Description of the task:
Wherever "data" appears in a line, list that line.

--- start of Input ---

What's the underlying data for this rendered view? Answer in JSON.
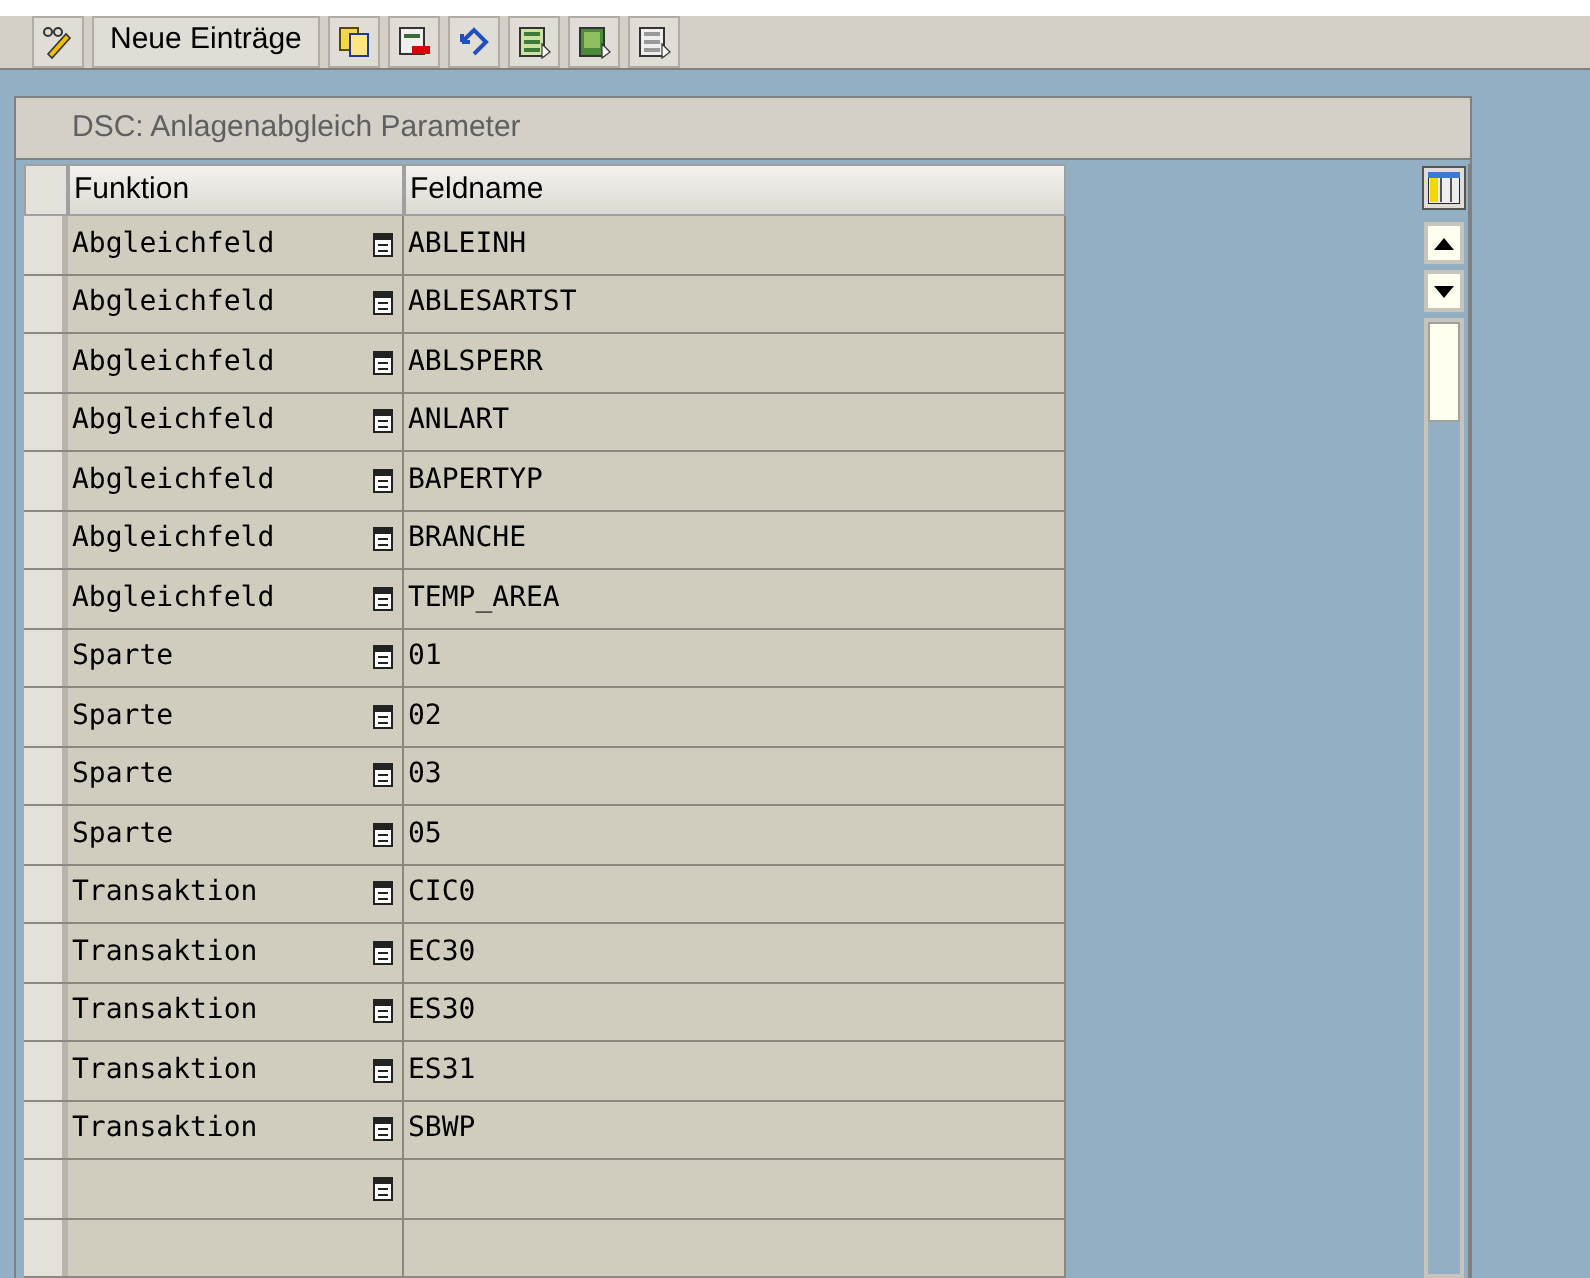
{
  "toolbar": {
    "buttons": [
      {
        "kind": "edit-glasses"
      },
      {
        "kind": "text",
        "label": "Neue Einträge"
      },
      {
        "kind": "copy"
      },
      {
        "kind": "delete"
      },
      {
        "kind": "undo"
      },
      {
        "kind": "select-all"
      },
      {
        "kind": "select-block"
      },
      {
        "kind": "deselect-all"
      }
    ]
  },
  "table": {
    "title": "DSC: Anlagenabgleich Parameter",
    "columns": [
      "Funktion",
      "Feldname"
    ],
    "rows": [
      {
        "kind": "entry",
        "funktion": "Abgleichfeld",
        "feldname": "ABLEINH"
      },
      {
        "kind": "entry",
        "funktion": "Abgleichfeld",
        "feldname": "ABLESARTST"
      },
      {
        "kind": "entry",
        "funktion": "Abgleichfeld",
        "feldname": "ABLSPERR"
      },
      {
        "kind": "entry",
        "funktion": "Abgleichfeld",
        "feldname": "ANLART"
      },
      {
        "kind": "entry",
        "funktion": "Abgleichfeld",
        "feldname": "BAPERTYP"
      },
      {
        "kind": "entry",
        "funktion": "Abgleichfeld",
        "feldname": "BRANCHE"
      },
      {
        "kind": "entry",
        "funktion": "Abgleichfeld",
        "feldname": "TEMP_AREA"
      },
      {
        "kind": "entry",
        "funktion": "Sparte",
        "feldname": "01"
      },
      {
        "kind": "entry",
        "funktion": "Sparte",
        "feldname": "02"
      },
      {
        "kind": "entry",
        "funktion": "Sparte",
        "feldname": "03"
      },
      {
        "kind": "entry",
        "funktion": "Sparte",
        "feldname": "05"
      },
      {
        "kind": "entry",
        "funktion": "Transaktion",
        "feldname": "CIC0"
      },
      {
        "kind": "entry",
        "funktion": "Transaktion",
        "feldname": "EC30"
      },
      {
        "kind": "entry",
        "funktion": "Transaktion",
        "feldname": "ES30"
      },
      {
        "kind": "entry",
        "funktion": "Transaktion",
        "feldname": "ES31"
      },
      {
        "kind": "entry",
        "funktion": "Transaktion",
        "feldname": "SBWP"
      },
      {
        "kind": "empty"
      },
      {
        "kind": "blank"
      }
    ]
  }
}
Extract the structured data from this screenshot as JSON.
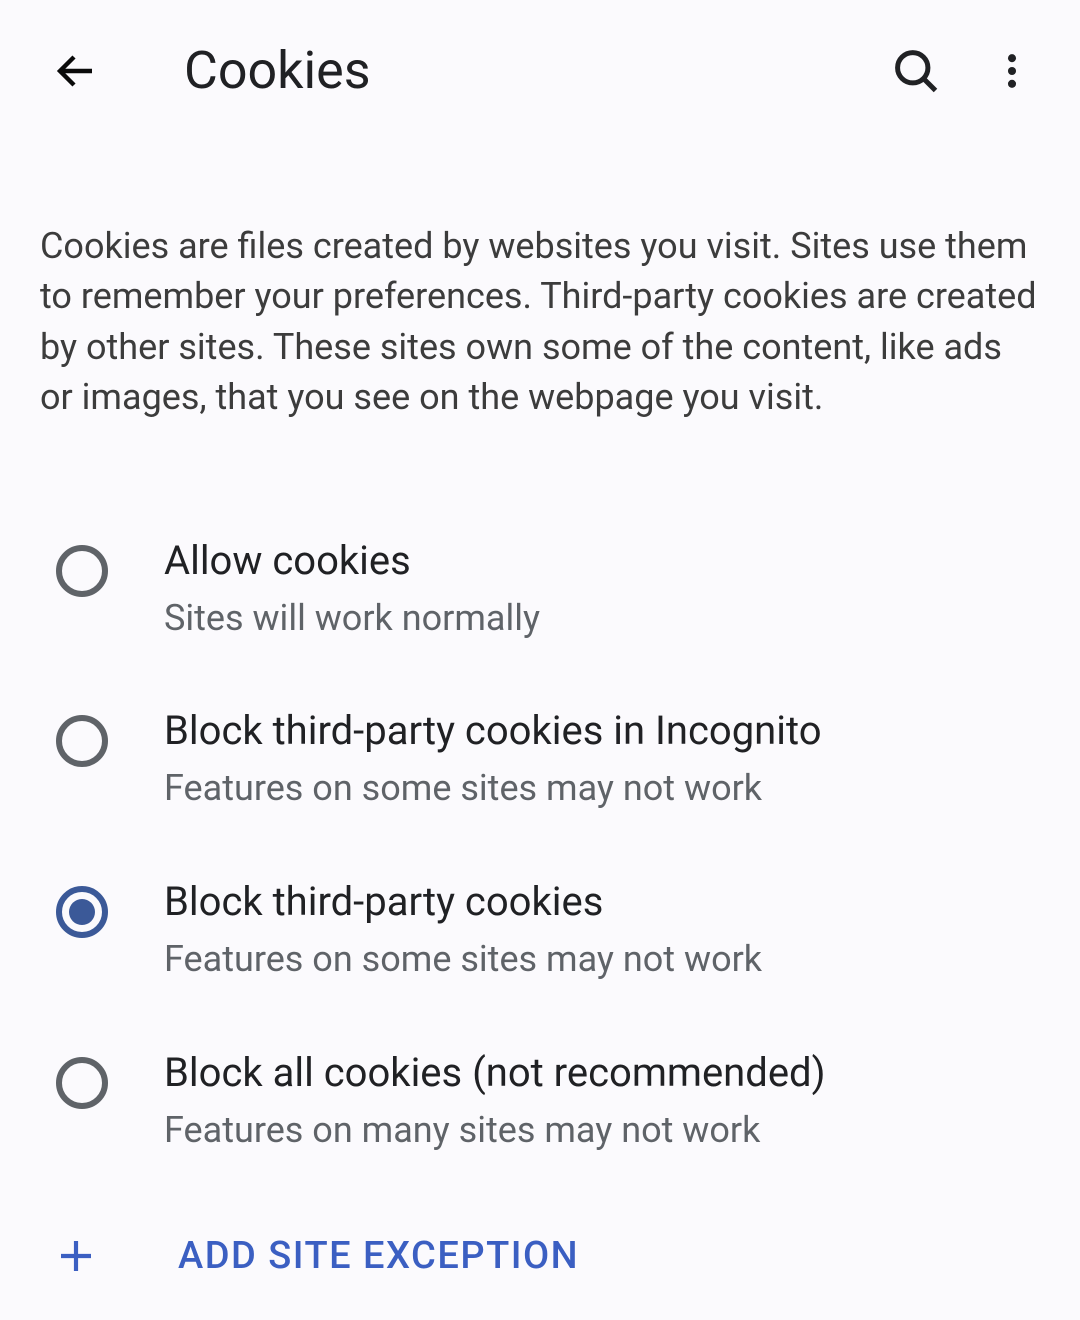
{
  "header": {
    "title": "Cookies"
  },
  "description": "Cookies are files created by websites you visit. Sites use them to remember your preferences. Third-party cookies are created by other sites. These sites own some of the content, like ads or images, that you see on the webpage you visit.",
  "options": [
    {
      "title": "Allow cookies",
      "subtitle": "Sites will work normally",
      "selected": false
    },
    {
      "title": "Block third-party cookies in Incognito",
      "subtitle": "Features on some sites may not work",
      "selected": false
    },
    {
      "title": "Block third-party cookies",
      "subtitle": "Features on some sites may not work",
      "selected": true
    },
    {
      "title": "Block all cookies (not recommended)",
      "subtitle": "Features on many sites may not work",
      "selected": false
    }
  ],
  "addException": {
    "label": "ADD SITE EXCEPTION"
  }
}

--- end of Input ---

Task result:
What's the underlying data for this rendered view? Answer in JSON.
Extract the structured data from this screenshot as JSON.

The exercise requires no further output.